* What is being asked
Pull each line holding "Глинт" out of the entries below.

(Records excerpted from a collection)
━━━━

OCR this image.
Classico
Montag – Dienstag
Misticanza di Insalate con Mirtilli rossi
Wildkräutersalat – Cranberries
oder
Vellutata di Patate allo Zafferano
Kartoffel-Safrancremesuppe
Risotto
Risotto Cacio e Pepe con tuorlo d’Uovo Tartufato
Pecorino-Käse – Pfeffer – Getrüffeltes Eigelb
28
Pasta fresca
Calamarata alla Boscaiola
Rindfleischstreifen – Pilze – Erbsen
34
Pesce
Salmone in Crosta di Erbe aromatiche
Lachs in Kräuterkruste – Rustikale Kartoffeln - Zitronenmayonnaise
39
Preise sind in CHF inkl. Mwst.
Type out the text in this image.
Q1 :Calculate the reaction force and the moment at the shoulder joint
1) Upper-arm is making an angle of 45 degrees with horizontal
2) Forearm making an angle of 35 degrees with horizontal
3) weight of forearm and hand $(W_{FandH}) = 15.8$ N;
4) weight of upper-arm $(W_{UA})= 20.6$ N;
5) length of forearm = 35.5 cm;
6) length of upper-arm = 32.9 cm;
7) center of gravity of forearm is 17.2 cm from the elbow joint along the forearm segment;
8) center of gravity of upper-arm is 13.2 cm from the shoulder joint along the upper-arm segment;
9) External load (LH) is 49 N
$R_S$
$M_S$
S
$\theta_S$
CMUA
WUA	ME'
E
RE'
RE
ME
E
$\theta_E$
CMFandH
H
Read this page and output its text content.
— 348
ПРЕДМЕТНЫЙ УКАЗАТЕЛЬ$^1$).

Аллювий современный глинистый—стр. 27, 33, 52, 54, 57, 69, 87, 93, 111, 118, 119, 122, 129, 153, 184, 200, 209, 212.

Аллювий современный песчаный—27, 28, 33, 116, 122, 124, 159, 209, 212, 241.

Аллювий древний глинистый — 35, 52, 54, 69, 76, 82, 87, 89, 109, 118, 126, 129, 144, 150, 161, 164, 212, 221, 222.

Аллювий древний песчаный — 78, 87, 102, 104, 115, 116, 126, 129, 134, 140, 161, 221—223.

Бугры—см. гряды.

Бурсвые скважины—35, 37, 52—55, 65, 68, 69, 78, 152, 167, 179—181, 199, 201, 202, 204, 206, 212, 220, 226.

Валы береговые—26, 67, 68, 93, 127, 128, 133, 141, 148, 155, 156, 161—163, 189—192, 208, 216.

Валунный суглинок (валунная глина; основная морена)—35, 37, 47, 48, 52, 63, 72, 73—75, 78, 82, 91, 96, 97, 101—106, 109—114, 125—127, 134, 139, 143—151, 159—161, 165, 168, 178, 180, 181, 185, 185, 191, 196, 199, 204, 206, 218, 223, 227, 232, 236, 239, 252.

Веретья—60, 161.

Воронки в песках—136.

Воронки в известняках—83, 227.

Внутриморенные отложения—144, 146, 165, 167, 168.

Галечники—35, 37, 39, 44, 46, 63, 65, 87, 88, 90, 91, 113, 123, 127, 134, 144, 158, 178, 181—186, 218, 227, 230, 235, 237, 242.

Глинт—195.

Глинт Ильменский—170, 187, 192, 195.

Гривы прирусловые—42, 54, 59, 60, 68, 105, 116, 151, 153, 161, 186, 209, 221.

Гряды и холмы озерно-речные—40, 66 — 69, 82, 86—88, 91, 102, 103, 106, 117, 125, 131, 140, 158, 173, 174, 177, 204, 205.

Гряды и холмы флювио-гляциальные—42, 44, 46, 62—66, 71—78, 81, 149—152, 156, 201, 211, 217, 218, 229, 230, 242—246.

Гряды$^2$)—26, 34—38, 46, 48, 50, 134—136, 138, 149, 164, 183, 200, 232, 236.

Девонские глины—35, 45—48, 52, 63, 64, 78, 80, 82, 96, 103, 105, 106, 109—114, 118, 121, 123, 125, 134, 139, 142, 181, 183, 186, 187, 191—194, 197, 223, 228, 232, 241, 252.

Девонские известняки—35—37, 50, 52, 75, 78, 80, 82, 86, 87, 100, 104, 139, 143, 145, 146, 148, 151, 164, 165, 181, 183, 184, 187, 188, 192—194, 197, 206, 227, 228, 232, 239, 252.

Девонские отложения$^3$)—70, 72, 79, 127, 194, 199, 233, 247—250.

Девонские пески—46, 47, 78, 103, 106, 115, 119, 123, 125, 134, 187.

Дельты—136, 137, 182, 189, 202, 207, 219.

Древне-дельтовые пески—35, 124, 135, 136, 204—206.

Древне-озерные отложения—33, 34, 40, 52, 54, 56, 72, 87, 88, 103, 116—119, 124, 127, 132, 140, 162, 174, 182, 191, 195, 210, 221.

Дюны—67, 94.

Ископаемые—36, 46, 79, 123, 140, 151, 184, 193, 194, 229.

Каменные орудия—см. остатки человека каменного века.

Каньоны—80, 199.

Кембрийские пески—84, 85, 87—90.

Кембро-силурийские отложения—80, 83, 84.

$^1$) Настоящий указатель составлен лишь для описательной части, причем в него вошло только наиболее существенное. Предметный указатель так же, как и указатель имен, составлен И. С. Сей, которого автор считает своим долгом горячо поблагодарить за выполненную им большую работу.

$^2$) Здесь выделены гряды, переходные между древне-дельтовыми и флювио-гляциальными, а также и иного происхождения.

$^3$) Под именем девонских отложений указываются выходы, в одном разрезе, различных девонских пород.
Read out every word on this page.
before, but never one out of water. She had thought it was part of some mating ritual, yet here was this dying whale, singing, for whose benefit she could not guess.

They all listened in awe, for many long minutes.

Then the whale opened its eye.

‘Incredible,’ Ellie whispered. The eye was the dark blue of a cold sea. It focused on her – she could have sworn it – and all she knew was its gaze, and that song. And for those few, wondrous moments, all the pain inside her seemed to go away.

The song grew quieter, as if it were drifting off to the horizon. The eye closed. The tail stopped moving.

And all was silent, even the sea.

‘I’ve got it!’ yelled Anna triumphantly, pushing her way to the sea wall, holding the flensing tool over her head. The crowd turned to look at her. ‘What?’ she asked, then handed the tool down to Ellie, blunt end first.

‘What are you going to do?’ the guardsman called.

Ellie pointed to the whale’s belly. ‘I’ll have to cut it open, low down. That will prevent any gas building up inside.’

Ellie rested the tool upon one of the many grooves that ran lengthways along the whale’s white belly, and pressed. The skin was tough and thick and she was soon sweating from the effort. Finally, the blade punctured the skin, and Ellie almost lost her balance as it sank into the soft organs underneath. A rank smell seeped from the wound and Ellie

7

━━━━

* Answer in full
Глинт—195.
Глинт Ильменский—170, 187, 192, 195.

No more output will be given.